**What is expected:**
Exactly repeat all the records below, omitting the images they hold.

**Excerpted data:**
◇ ◇ ◇ ◇

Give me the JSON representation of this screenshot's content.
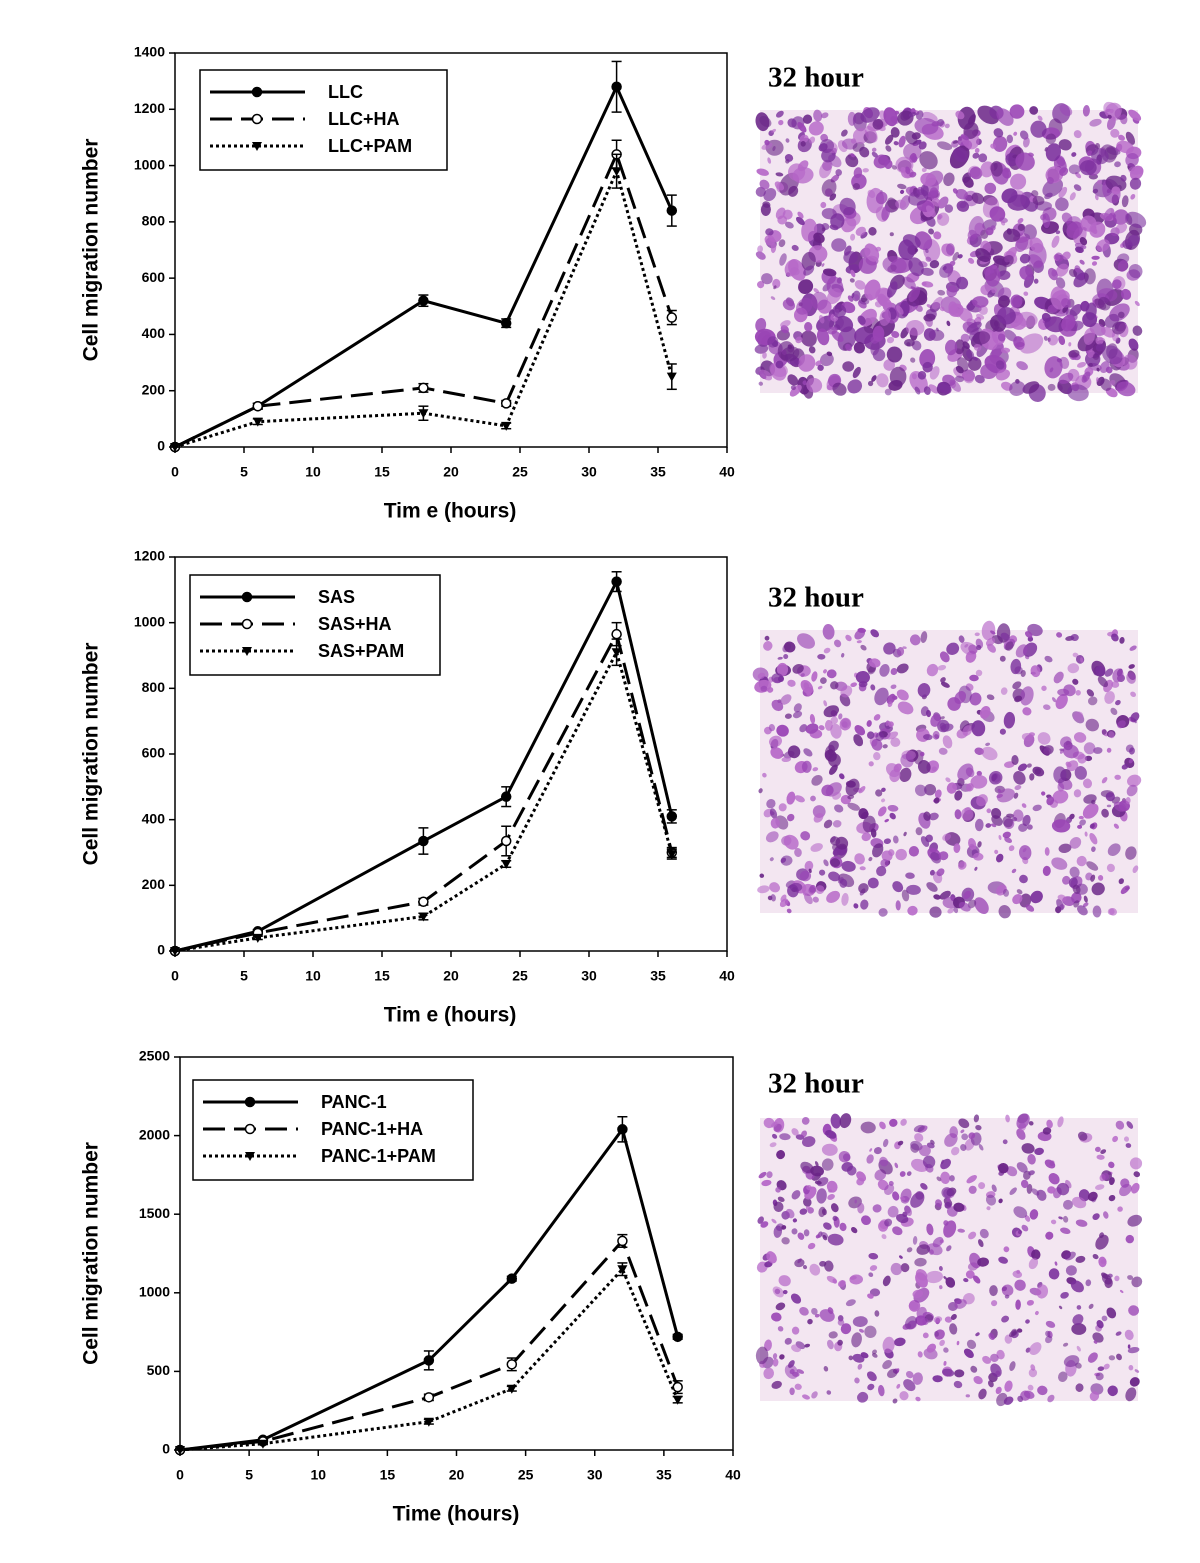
{
  "chart_data": [
    {
      "type": "line",
      "xlabel": "Tim e (hours)",
      "ylabel": "Cell migration number",
      "x": [
        0,
        6,
        18,
        24,
        32,
        36
      ],
      "xlim": [
        0,
        40
      ],
      "xticks": [
        0,
        5,
        10,
        15,
        20,
        25,
        30,
        35,
        40
      ],
      "ylim": [
        0,
        1400
      ],
      "yticks": [
        0,
        200,
        400,
        600,
        800,
        1000,
        1200,
        1400
      ],
      "legend": "upper left",
      "series": [
        {
          "name": "LLC",
          "color": "#000000",
          "linestyle": "solid",
          "marker": "circle",
          "values": [
            0,
            145,
            520,
            440,
            1280,
            840
          ],
          "errors": [
            0,
            10,
            20,
            15,
            90,
            55
          ]
        },
        {
          "name": "LLC+HA",
          "color": "#000000",
          "linestyle": "dashed",
          "marker": "open-circle",
          "values": [
            0,
            145,
            210,
            155,
            1040,
            460
          ],
          "errors": [
            0,
            10,
            15,
            10,
            50,
            25
          ]
        },
        {
          "name": "LLC+PAM",
          "color": "#000000",
          "linestyle": "dotted",
          "marker": "triangle-down",
          "values": [
            0,
            90,
            120,
            75,
            980,
            250
          ],
          "errors": [
            0,
            10,
            25,
            10,
            60,
            45
          ]
        }
      ]
    },
    {
      "type": "line",
      "xlabel": "Tim e (hours)",
      "ylabel": "Cell migration number",
      "x": [
        0,
        6,
        18,
        24,
        32,
        36
      ],
      "xlim": [
        0,
        40
      ],
      "xticks": [
        0,
        5,
        10,
        15,
        20,
        25,
        30,
        35,
        40
      ],
      "ylim": [
        0,
        1200
      ],
      "yticks": [
        0,
        200,
        400,
        600,
        800,
        1000,
        1200
      ],
      "legend": "upper left",
      "series": [
        {
          "name": "SAS",
          "color": "#000000",
          "linestyle": "solid",
          "marker": "circle",
          "values": [
            0,
            60,
            335,
            470,
            1125,
            410
          ],
          "errors": [
            0,
            5,
            40,
            30,
            30,
            20
          ]
        },
        {
          "name": "SAS+HA",
          "color": "#000000",
          "linestyle": "dashed",
          "marker": "open-circle",
          "values": [
            0,
            55,
            150,
            335,
            965,
            300
          ],
          "errors": [
            0,
            5,
            10,
            45,
            35,
            15
          ]
        },
        {
          "name": "SAS+PAM",
          "color": "#000000",
          "linestyle": "dotted",
          "marker": "triangle-down",
          "values": [
            0,
            40,
            105,
            265,
            910,
            295
          ],
          "errors": [
            0,
            5,
            10,
            10,
            40,
            15
          ]
        }
      ]
    },
    {
      "type": "line",
      "xlabel": "Time (hours)",
      "ylabel": "Cell migration number",
      "x": [
        0,
        6,
        18,
        24,
        32,
        36
      ],
      "xlim": [
        0,
        40
      ],
      "xticks": [
        0,
        5,
        10,
        15,
        20,
        25,
        30,
        35,
        40
      ],
      "ylim": [
        0,
        2500
      ],
      "yticks": [
        0,
        500,
        1000,
        1500,
        2000,
        2500
      ],
      "legend": "upper left",
      "series": [
        {
          "name": "PANC-1",
          "color": "#000000",
          "linestyle": "solid",
          "marker": "circle",
          "values": [
            0,
            65,
            570,
            1090,
            2040,
            720
          ],
          "errors": [
            0,
            10,
            60,
            15,
            80,
            15
          ]
        },
        {
          "name": "PANC-1+HA",
          "color": "#000000",
          "linestyle": "dashed",
          "marker": "open-circle",
          "values": [
            0,
            55,
            335,
            545,
            1330,
            400
          ],
          "errors": [
            0,
            10,
            20,
            40,
            40,
            40
          ]
        },
        {
          "name": "PANC-1+PAM",
          "color": "#000000",
          "linestyle": "dotted",
          "marker": "triangle-down",
          "values": [
            0,
            40,
            180,
            390,
            1150,
            320
          ],
          "errors": [
            0,
            5,
            15,
            15,
            40,
            20
          ]
        }
      ]
    }
  ],
  "images": [
    {
      "caption": "32 hour"
    },
    {
      "caption": "32 hour"
    },
    {
      "caption": "32 hour"
    }
  ]
}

◇ ◇ ◇ ◇

**Completed exercise:**
Give me the JSON representation of this screenshot's content.
{
  "chart_data": [
    {
      "type": "line",
      "xlabel": "Tim e (hours)",
      "ylabel": "Cell migration number",
      "x": [
        0,
        6,
        18,
        24,
        32,
        36
      ],
      "xlim": [
        0,
        40
      ],
      "xticks": [
        0,
        5,
        10,
        15,
        20,
        25,
        30,
        35,
        40
      ],
      "ylim": [
        0,
        1400
      ],
      "yticks": [
        0,
        200,
        400,
        600,
        800,
        1000,
        1200,
        1400
      ],
      "legend": "upper left",
      "series": [
        {
          "name": "LLC",
          "color": "#000000",
          "linestyle": "solid",
          "marker": "circle",
          "values": [
            0,
            145,
            520,
            440,
            1280,
            840
          ],
          "errors": [
            0,
            10,
            20,
            15,
            90,
            55
          ]
        },
        {
          "name": "LLC+HA",
          "color": "#000000",
          "linestyle": "dashed",
          "marker": "open-circle",
          "values": [
            0,
            145,
            210,
            155,
            1040,
            460
          ],
          "errors": [
            0,
            10,
            15,
            10,
            50,
            25
          ]
        },
        {
          "name": "LLC+PAM",
          "color": "#000000",
          "linestyle": "dotted",
          "marker": "triangle-down",
          "values": [
            0,
            90,
            120,
            75,
            980,
            250
          ],
          "errors": [
            0,
            10,
            25,
            10,
            60,
            45
          ]
        }
      ]
    },
    {
      "type": "line",
      "xlabel": "Tim e (hours)",
      "ylabel": "Cell migration number",
      "x": [
        0,
        6,
        18,
        24,
        32,
        36
      ],
      "xlim": [
        0,
        40
      ],
      "xticks": [
        0,
        5,
        10,
        15,
        20,
        25,
        30,
        35,
        40
      ],
      "ylim": [
        0,
        1200
      ],
      "yticks": [
        0,
        200,
        400,
        600,
        800,
        1000,
        1200
      ],
      "legend": "upper left",
      "series": [
        {
          "name": "SAS",
          "color": "#000000",
          "linestyle": "solid",
          "marker": "circle",
          "values": [
            0,
            60,
            335,
            470,
            1125,
            410
          ],
          "errors": [
            0,
            5,
            40,
            30,
            30,
            20
          ]
        },
        {
          "name": "SAS+HA",
          "color": "#000000",
          "linestyle": "dashed",
          "marker": "open-circle",
          "values": [
            0,
            55,
            150,
            335,
            965,
            300
          ],
          "errors": [
            0,
            5,
            10,
            45,
            35,
            15
          ]
        },
        {
          "name": "SAS+PAM",
          "color": "#000000",
          "linestyle": "dotted",
          "marker": "triangle-down",
          "values": [
            0,
            40,
            105,
            265,
            910,
            295
          ],
          "errors": [
            0,
            5,
            10,
            10,
            40,
            15
          ]
        }
      ]
    },
    {
      "type": "line",
      "xlabel": "Time (hours)",
      "ylabel": "Cell migration number",
      "x": [
        0,
        6,
        18,
        24,
        32,
        36
      ],
      "xlim": [
        0,
        40
      ],
      "xticks": [
        0,
        5,
        10,
        15,
        20,
        25,
        30,
        35,
        40
      ],
      "ylim": [
        0,
        2500
      ],
      "yticks": [
        0,
        500,
        1000,
        1500,
        2000,
        2500
      ],
      "legend": "upper left",
      "series": [
        {
          "name": "PANC-1",
          "color": "#000000",
          "linestyle": "solid",
          "marker": "circle",
          "values": [
            0,
            65,
            570,
            1090,
            2040,
            720
          ],
          "errors": [
            0,
            10,
            60,
            15,
            80,
            15
          ]
        },
        {
          "name": "PANC-1+HA",
          "color": "#000000",
          "linestyle": "dashed",
          "marker": "open-circle",
          "values": [
            0,
            55,
            335,
            545,
            1330,
            400
          ],
          "errors": [
            0,
            10,
            20,
            40,
            40,
            40
          ]
        },
        {
          "name": "PANC-1+PAM",
          "color": "#000000",
          "linestyle": "dotted",
          "marker": "triangle-down",
          "values": [
            0,
            40,
            180,
            390,
            1150,
            320
          ],
          "errors": [
            0,
            5,
            15,
            15,
            40,
            20
          ]
        }
      ]
    }
  ],
  "images": [
    {
      "caption": "32 hour"
    },
    {
      "caption": "32 hour"
    },
    {
      "caption": "32 hour"
    }
  ]
}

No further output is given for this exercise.